= What is expected =
Quote, word for word, every line starting at the line that contains "Transcribe this chart's" and ending with the last line of the records; include both of these lines and no others.

--- start of Working data ---

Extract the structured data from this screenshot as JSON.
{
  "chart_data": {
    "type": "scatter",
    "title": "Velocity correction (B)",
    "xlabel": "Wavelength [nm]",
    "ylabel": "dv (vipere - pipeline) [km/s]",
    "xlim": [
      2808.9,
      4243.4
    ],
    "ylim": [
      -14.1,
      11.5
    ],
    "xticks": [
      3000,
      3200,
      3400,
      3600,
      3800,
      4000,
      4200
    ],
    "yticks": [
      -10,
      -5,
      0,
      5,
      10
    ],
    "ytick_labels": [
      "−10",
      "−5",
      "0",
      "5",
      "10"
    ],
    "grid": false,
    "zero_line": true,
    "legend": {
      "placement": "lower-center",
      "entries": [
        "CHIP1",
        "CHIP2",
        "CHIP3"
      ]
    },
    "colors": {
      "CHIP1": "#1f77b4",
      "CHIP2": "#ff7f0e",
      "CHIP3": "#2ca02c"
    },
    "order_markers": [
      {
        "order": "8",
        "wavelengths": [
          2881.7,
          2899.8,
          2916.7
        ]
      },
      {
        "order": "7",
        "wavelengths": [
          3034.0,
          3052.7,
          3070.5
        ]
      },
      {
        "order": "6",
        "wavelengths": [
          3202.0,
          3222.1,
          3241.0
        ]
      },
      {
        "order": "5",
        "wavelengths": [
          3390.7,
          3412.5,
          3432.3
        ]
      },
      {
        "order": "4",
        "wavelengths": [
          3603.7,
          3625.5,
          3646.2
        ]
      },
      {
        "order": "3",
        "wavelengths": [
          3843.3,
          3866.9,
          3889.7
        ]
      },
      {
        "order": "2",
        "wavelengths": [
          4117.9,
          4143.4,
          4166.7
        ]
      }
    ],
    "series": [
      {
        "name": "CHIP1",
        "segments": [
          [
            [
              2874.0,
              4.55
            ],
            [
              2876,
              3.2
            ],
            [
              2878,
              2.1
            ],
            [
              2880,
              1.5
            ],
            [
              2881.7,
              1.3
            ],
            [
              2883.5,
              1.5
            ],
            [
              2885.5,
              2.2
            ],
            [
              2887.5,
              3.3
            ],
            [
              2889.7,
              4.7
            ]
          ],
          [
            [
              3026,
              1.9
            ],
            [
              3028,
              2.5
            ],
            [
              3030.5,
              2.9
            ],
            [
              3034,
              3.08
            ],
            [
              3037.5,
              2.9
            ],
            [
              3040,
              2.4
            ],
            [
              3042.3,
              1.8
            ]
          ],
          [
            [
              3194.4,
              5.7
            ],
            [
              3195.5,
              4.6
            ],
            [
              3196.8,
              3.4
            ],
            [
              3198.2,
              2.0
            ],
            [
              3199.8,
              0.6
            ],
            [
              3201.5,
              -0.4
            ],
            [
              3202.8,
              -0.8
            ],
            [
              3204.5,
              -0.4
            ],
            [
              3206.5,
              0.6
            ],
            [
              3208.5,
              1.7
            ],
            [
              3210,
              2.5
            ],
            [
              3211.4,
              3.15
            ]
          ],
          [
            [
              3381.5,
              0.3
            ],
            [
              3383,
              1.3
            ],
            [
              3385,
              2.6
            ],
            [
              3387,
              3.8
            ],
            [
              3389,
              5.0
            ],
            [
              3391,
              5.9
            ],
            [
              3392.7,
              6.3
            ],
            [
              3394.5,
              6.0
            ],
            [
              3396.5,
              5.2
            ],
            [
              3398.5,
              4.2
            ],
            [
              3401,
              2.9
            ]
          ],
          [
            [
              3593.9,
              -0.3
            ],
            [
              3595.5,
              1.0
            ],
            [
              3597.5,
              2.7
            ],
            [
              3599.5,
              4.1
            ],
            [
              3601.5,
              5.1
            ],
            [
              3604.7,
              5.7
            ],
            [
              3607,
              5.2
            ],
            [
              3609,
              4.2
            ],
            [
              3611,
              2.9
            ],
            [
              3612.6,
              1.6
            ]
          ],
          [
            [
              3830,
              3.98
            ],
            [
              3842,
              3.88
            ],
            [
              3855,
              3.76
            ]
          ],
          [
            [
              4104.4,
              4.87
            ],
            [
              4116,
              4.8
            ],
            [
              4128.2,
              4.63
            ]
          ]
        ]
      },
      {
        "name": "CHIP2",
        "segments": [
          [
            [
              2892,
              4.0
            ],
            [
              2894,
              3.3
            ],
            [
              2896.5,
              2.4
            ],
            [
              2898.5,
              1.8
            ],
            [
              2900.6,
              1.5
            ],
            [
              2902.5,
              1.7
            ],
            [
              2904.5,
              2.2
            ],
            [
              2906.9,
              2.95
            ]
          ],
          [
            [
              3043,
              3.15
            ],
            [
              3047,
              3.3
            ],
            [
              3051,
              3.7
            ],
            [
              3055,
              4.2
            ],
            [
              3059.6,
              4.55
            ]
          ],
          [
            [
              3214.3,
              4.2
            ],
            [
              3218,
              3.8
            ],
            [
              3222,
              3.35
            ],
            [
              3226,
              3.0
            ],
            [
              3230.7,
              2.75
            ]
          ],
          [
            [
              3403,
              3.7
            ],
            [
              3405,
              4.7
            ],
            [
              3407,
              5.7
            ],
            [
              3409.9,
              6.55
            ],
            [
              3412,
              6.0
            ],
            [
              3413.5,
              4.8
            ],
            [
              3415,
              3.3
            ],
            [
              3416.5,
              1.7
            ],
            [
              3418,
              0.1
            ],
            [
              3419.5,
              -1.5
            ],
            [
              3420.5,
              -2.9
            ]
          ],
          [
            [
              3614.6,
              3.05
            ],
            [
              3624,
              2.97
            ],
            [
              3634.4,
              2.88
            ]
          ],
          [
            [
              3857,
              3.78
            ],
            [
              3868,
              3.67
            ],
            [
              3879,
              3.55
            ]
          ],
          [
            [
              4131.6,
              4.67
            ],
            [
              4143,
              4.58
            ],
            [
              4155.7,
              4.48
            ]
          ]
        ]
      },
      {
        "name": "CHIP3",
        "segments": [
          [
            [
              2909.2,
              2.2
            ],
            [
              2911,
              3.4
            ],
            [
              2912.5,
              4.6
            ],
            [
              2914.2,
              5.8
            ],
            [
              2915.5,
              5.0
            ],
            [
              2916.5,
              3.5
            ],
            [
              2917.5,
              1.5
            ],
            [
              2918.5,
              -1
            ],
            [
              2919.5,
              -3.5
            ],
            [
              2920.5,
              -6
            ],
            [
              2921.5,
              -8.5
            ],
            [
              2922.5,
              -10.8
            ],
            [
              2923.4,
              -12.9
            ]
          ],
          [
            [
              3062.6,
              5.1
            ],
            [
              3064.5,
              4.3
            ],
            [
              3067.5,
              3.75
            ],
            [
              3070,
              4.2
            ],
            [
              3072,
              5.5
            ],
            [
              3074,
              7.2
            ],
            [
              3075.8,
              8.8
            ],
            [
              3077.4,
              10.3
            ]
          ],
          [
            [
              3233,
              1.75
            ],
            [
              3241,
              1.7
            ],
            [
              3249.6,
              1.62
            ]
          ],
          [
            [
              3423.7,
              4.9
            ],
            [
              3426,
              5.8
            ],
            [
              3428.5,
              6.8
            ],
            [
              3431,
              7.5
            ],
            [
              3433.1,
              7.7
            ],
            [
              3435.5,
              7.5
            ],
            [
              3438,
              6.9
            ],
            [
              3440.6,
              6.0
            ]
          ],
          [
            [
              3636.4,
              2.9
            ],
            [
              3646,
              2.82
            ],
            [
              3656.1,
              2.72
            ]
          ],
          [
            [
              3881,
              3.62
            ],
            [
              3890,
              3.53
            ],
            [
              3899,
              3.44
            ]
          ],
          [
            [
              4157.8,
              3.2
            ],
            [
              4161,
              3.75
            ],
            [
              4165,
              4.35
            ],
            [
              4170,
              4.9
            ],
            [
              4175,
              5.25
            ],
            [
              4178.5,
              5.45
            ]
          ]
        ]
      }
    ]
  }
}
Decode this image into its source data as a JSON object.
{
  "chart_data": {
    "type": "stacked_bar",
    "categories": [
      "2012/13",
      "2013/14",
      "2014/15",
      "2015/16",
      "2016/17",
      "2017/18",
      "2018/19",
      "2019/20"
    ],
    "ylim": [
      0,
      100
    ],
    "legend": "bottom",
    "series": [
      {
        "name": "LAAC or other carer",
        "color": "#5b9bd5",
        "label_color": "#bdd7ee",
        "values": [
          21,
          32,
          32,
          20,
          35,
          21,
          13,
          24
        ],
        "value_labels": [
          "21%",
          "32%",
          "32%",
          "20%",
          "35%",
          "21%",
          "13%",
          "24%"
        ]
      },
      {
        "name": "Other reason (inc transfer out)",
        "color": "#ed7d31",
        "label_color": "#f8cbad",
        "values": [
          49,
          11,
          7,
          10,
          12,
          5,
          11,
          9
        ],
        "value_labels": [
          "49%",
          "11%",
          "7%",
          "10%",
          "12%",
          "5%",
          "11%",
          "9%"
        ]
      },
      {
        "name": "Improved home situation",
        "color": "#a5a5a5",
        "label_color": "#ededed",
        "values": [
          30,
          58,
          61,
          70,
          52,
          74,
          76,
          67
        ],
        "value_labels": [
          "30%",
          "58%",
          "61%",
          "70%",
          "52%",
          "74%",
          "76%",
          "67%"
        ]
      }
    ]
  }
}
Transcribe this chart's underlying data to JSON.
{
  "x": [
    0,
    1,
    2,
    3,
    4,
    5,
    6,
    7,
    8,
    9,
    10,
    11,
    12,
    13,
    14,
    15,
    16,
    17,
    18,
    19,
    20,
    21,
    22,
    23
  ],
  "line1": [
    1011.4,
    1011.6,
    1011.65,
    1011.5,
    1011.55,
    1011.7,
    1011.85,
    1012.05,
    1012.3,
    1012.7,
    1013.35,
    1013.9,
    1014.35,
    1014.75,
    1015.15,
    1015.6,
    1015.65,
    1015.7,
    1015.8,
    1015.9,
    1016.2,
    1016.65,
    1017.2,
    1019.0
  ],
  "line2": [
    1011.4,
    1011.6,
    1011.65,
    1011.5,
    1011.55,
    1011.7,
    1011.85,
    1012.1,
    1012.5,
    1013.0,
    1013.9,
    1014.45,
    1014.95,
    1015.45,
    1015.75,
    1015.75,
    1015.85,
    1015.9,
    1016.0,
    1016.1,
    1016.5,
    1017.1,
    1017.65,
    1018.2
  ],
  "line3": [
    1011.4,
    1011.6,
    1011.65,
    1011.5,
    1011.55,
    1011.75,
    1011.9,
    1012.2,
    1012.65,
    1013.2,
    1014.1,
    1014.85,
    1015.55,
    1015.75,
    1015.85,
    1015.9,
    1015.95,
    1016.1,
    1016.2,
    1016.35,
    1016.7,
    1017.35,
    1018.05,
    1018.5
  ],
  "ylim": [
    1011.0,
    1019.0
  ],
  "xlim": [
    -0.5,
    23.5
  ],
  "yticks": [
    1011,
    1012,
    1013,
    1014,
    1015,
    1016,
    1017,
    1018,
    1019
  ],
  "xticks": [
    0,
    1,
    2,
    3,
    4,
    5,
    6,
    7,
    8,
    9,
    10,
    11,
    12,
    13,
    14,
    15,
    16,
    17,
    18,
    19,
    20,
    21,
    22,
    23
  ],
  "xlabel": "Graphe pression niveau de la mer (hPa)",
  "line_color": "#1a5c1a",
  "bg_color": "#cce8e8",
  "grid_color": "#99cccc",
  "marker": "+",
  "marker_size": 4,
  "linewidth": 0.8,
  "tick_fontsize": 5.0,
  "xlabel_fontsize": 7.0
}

--- end of Working data ---

= Solved problem =
Transcribe this chart's underlying data to JSON.
{
  "x": [
    0,
    1,
    2,
    3,
    4,
    5,
    6,
    7,
    8,
    9,
    10,
    11,
    12,
    13,
    14,
    15,
    16,
    17,
    18,
    19,
    20,
    21,
    22,
    23
  ],
  "line1": [
    1011.4,
    1011.6,
    1011.65,
    1011.5,
    1011.55,
    1011.7,
    1011.85,
    1012.05,
    1012.3,
    1012.7,
    1013.35,
    1013.9,
    1014.35,
    1014.75,
    1015.15,
    1015.6,
    1015.65,
    1015.7,
    1015.8,
    1015.9,
    1016.2,
    1016.65,
    1017.2,
    1019.0
  ],
  "line2": [
    1011.4,
    1011.6,
    1011.65,
    1011.5,
    1011.55,
    1011.7,
    1011.85,
    1012.1,
    1012.5,
    1013.0,
    1013.9,
    1014.45,
    1014.95,
    1015.45,
    1015.75,
    1015.75,
    1015.85,
    1015.9,
    1016.0,
    1016.1,
    1016.5,
    1017.1,
    1017.65,
    1018.2
  ],
  "line3": [
    1011.4,
    1011.6,
    1011.65,
    1011.5,
    1011.55,
    1011.75,
    1011.9,
    1012.2,
    1012.65,
    1013.2,
    1014.1,
    1014.85,
    1015.55,
    1015.75,
    1015.85,
    1015.9,
    1015.95,
    1016.1,
    1016.2,
    1016.35,
    1016.7,
    1017.35,
    1018.05,
    1018.5
  ],
  "ylim": [
    1011.0,
    1019.0
  ],
  "xlim": [
    -0.5,
    23.5
  ],
  "yticks": [
    1011,
    1012,
    1013,
    1014,
    1015,
    1016,
    1017,
    1018,
    1019
  ],
  "xticks": [
    0,
    1,
    2,
    3,
    4,
    5,
    6,
    7,
    8,
    9,
    10,
    11,
    12,
    13,
    14,
    15,
    16,
    17,
    18,
    19,
    20,
    21,
    22,
    23
  ],
  "xlabel": "Graphe pression niveau de la mer (hPa)",
  "line_color": "#1a5c1a",
  "bg_color": "#cce8e8",
  "grid_color": "#99cccc",
  "marker": "+",
  "marker_size": 4,
  "linewidth": 0.8,
  "tick_fontsize": 5.0,
  "xlabel_fontsize": 7.0
}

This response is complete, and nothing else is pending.